BEGIN Input for this task
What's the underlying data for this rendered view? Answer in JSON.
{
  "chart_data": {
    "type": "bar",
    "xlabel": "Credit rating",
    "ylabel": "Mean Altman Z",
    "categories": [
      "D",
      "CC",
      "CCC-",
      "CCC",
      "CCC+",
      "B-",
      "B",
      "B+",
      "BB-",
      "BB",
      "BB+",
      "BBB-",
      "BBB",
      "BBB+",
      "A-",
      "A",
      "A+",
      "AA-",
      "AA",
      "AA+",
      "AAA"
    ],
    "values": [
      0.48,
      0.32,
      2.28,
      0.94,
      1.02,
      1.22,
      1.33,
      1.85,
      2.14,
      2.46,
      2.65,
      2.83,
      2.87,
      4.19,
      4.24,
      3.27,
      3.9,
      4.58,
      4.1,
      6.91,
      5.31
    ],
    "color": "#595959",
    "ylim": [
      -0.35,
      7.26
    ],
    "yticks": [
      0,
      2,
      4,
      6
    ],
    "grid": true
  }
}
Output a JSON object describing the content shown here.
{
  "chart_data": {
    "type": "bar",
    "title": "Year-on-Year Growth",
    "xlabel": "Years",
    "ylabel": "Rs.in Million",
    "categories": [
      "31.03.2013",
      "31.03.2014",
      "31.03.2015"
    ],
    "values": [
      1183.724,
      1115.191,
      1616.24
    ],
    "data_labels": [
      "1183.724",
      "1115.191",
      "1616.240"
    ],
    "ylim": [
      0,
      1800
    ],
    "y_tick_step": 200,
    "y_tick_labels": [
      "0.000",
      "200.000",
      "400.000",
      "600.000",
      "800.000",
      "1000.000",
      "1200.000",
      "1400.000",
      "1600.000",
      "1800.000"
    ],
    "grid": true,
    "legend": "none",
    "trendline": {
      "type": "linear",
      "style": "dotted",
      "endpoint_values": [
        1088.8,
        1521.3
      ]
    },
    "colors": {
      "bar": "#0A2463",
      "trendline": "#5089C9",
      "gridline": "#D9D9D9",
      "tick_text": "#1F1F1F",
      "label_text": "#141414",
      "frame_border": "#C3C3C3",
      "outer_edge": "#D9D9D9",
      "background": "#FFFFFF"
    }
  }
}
END Input for this task
#### Given request
Write out all of the records above exactly as they appear.

#### Answer below
What's the underlying data for this rendered view? Answer in JSON.
{
  "chart_data": {
    "type": "bar",
    "xlabel": "Credit rating",
    "ylabel": "Mean Altman Z",
    "categories": [
      "D",
      "CC",
      "CCC-",
      "CCC",
      "CCC+",
      "B-",
      "B",
      "B+",
      "BB-",
      "BB",
      "BB+",
      "BBB-",
      "BBB",
      "BBB+",
      "A-",
      "A",
      "A+",
      "AA-",
      "AA",
      "AA+",
      "AAA"
    ],
    "values": [
      0.48,
      0.32,
      2.28,
      0.94,
      1.02,
      1.22,
      1.33,
      1.85,
      2.14,
      2.46,
      2.65,
      2.83,
      2.87,
      4.19,
      4.24,
      3.27,
      3.9,
      4.58,
      4.1,
      6.91,
      5.31
    ],
    "color": "#595959",
    "ylim": [
      -0.35,
      7.26
    ],
    "yticks": [
      0,
      2,
      4,
      6
    ],
    "grid": true
  }
}
Output a JSON object describing the content shown here.
{
  "chart_data": {
    "type": "bar",
    "title": "Year-on-Year Growth",
    "xlabel": "Years",
    "ylabel": "Rs.in Million",
    "categories": [
      "31.03.2013",
      "31.03.2014",
      "31.03.2015"
    ],
    "values": [
      1183.724,
      1115.191,
      1616.24
    ],
    "data_labels": [
      "1183.724",
      "1115.191",
      "1616.240"
    ],
    "ylim": [
      0,
      1800
    ],
    "y_tick_step": 200,
    "y_tick_labels": [
      "0.000",
      "200.000",
      "400.000",
      "600.000",
      "800.000",
      "1000.000",
      "1200.000",
      "1400.000",
      "1600.000",
      "1800.000"
    ],
    "grid": true,
    "legend": "none",
    "trendline": {
      "type": "linear",
      "style": "dotted",
      "endpoint_values": [
        1088.8,
        1521.3
      ]
    },
    "colors": {
      "bar": "#0A2463",
      "trendline": "#5089C9",
      "gridline": "#D9D9D9",
      "tick_text": "#1F1F1F",
      "label_text": "#141414",
      "frame_border": "#C3C3C3",
      "outer_edge": "#D9D9D9",
      "background": "#FFFFFF"
    }
  }
}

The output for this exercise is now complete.